— START THE INPUT —

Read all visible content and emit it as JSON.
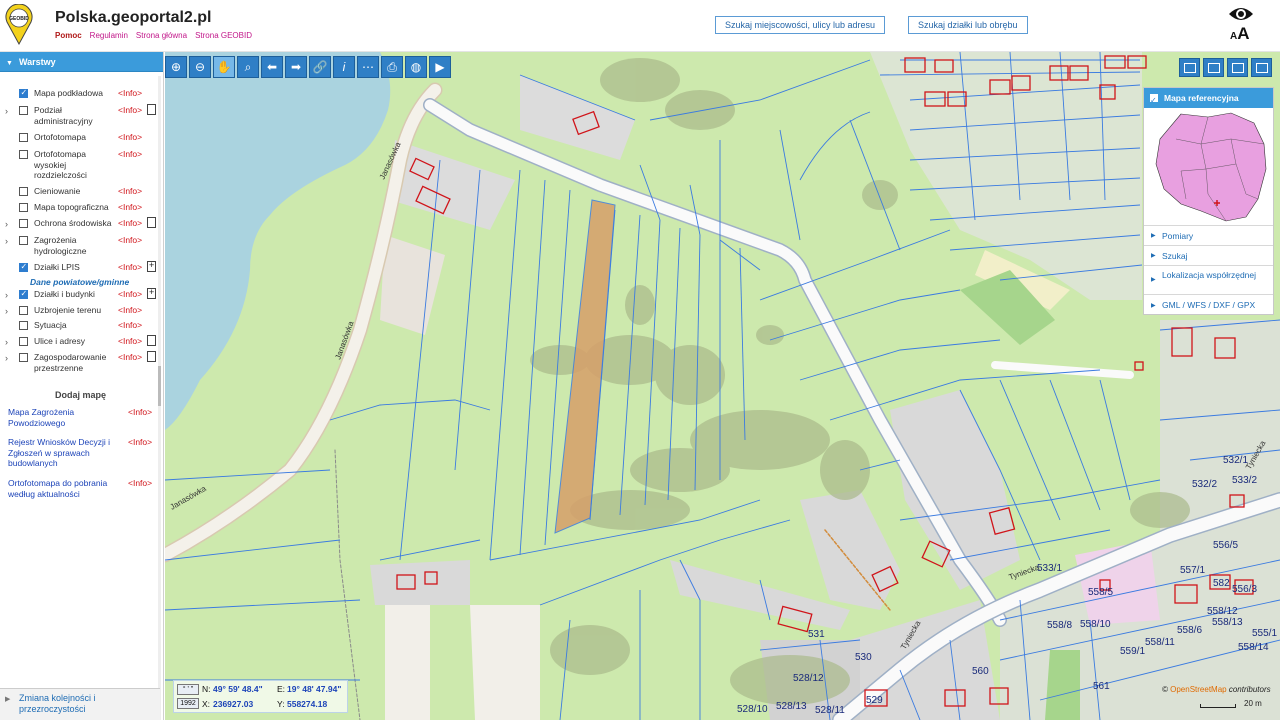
{
  "header": {
    "logo_text": "GEOBID",
    "title": "Polska.geoportal2.pl",
    "links": [
      "Pomoc",
      "Regulamin",
      "Strona główna",
      "Strona GEOBID"
    ],
    "search_place_button": "Szukaj miejscowości, ulicy lub adresu",
    "search_parcel_button": "Szukaj działki lub obrębu",
    "font_toggle_small": "A",
    "font_toggle_big": "A"
  },
  "sidebar": {
    "title": "Warstwy",
    "layers": [
      {
        "label": "Mapa podkładowa",
        "checked": true,
        "expander": false,
        "doc": "",
        "info": "<Info>"
      },
      {
        "label": "Podział administracyjny",
        "checked": false,
        "expander": true,
        "doc": "doc",
        "info": "<Info>"
      },
      {
        "label": "Ortofotomapa",
        "checked": false,
        "expander": false,
        "doc": "",
        "info": "<Info>"
      },
      {
        "label": "Ortofotomapa wysokiej rozdzielczości",
        "checked": false,
        "expander": false,
        "doc": "",
        "info": "<Info>"
      },
      {
        "label": "Cieniowanie",
        "checked": false,
        "expander": false,
        "doc": "",
        "info": "<Info>"
      },
      {
        "label": "Mapa topograficzna",
        "checked": false,
        "expander": false,
        "doc": "",
        "info": "<Info>"
      },
      {
        "label": "Ochrona środowiska",
        "checked": false,
        "expander": true,
        "doc": "doc",
        "info": "<Info>"
      },
      {
        "label": "Zagrożenia hydrologiczne",
        "checked": false,
        "expander": true,
        "doc": "",
        "info": "<Info>"
      },
      {
        "label": "Działki LPIS",
        "checked": true,
        "expander": false,
        "doc": "plus",
        "info": "<Info>"
      },
      {
        "label": "Działki i budynki",
        "checked": true,
        "expander": true,
        "doc": "plus",
        "info": "<Info>"
      },
      {
        "label": "Uzbrojenie terenu",
        "checked": false,
        "expander": true,
        "doc": "",
        "info": "<Info>"
      },
      {
        "label": "Sytuacja",
        "checked": false,
        "expander": false,
        "doc": "",
        "info": "<Info>"
      },
      {
        "label": "Ulice i adresy",
        "checked": false,
        "expander": true,
        "doc": "doc",
        "info": "<Info>"
      },
      {
        "label": "Zagospodarowanie przestrzenne",
        "checked": false,
        "expander": true,
        "doc": "doc",
        "info": "<Info>"
      }
    ],
    "subheader": "Dane powiatowe/gminne",
    "add_map_title": "Dodaj mapę",
    "add_maps": [
      {
        "label": "Mapa Zagrożenia Powodziowego",
        "info": "<Info>"
      },
      {
        "label": "Rejestr Wniosków Decyzji i Zgłoszeń w sprawach budowlanych",
        "info": "<Info>"
      },
      {
        "label": "Ortofotomapa do pobrania według aktualności",
        "info": "<Info>"
      }
    ],
    "footer": "Zmiana kolejności i przezroczystości"
  },
  "toolbar": {
    "buttons": [
      "zoom-in-icon",
      "zoom-out-icon",
      "pan-hand-icon",
      "zoom-box-icon",
      "back-arrow-icon",
      "forward-arrow-icon",
      "link-icon",
      "info-icon",
      "measure-icon",
      "print-icon",
      "globe-icon",
      "camera-icon"
    ],
    "active": "pan-hand-icon"
  },
  "right_panel": {
    "title": "Mapa referencyjna",
    "items": [
      "Pomiary",
      "Szukaj",
      "Lokalizacja współrzędnej",
      "GML / WFS / DXF / GPX"
    ]
  },
  "coordinates": {
    "badge1": "° ' \"",
    "badge2": "1992",
    "n_label": "N:",
    "n_value": "49° 59' 48.4\"",
    "e_label": "E:",
    "e_value": "19° 48' 47.94\"",
    "x_label": "X:",
    "x_value": "236927.03",
    "y_label": "Y:",
    "y_value": "558274.18"
  },
  "map": {
    "credit_prefix": "© ",
    "credit_link": "OpenStreetMap",
    "credit_suffix": " contributors",
    "scale": "20 m",
    "street_labels": [
      "Janasówka",
      "Janasówka",
      "Janasówka",
      "Tyniecka",
      "Tyniecka",
      "Tyniecka"
    ],
    "parcel_labels": [
      "530",
      "531",
      "533/1",
      "560",
      "561",
      "528/12",
      "528/13",
      "528/10",
      "528/11",
      "529",
      "558/5",
      "558/8",
      "558/10",
      "559/1",
      "558/6",
      "558/11",
      "558/12",
      "558/13",
      "558/14",
      "557/1",
      "556/5",
      "556/3",
      "532/1",
      "532/2",
      "533/2",
      "582",
      "555/1"
    ],
    "colors": {
      "land": "#cde9ad",
      "water": "#aad3df",
      "parcel_line": "#3b7be0",
      "road": "#ffffff",
      "highlight": "#d6a06a",
      "building": "#d9d0c9"
    }
  }
}
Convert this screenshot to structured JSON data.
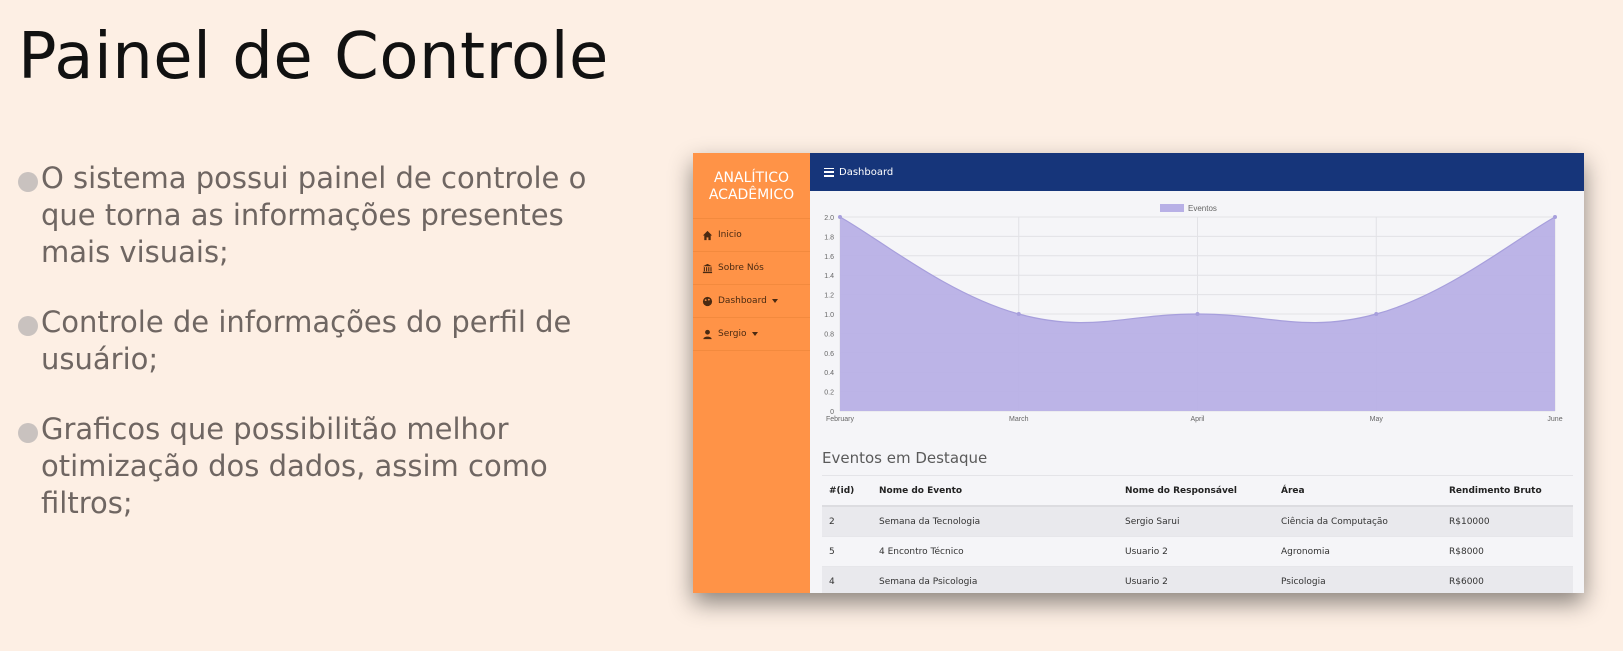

— END THE INPUT —

WHAT IS BEING ASKED> Scan the listing above for the word "Szukaj" and copy every line that holds it.

RESPONSE TO THIS EXERCISE>
    "search_place_button": "Szukaj miejscowości, ulicy lub adresu",
    "search_parcel_button": "Szukaj działki lub obrębu",
      "Szukaj",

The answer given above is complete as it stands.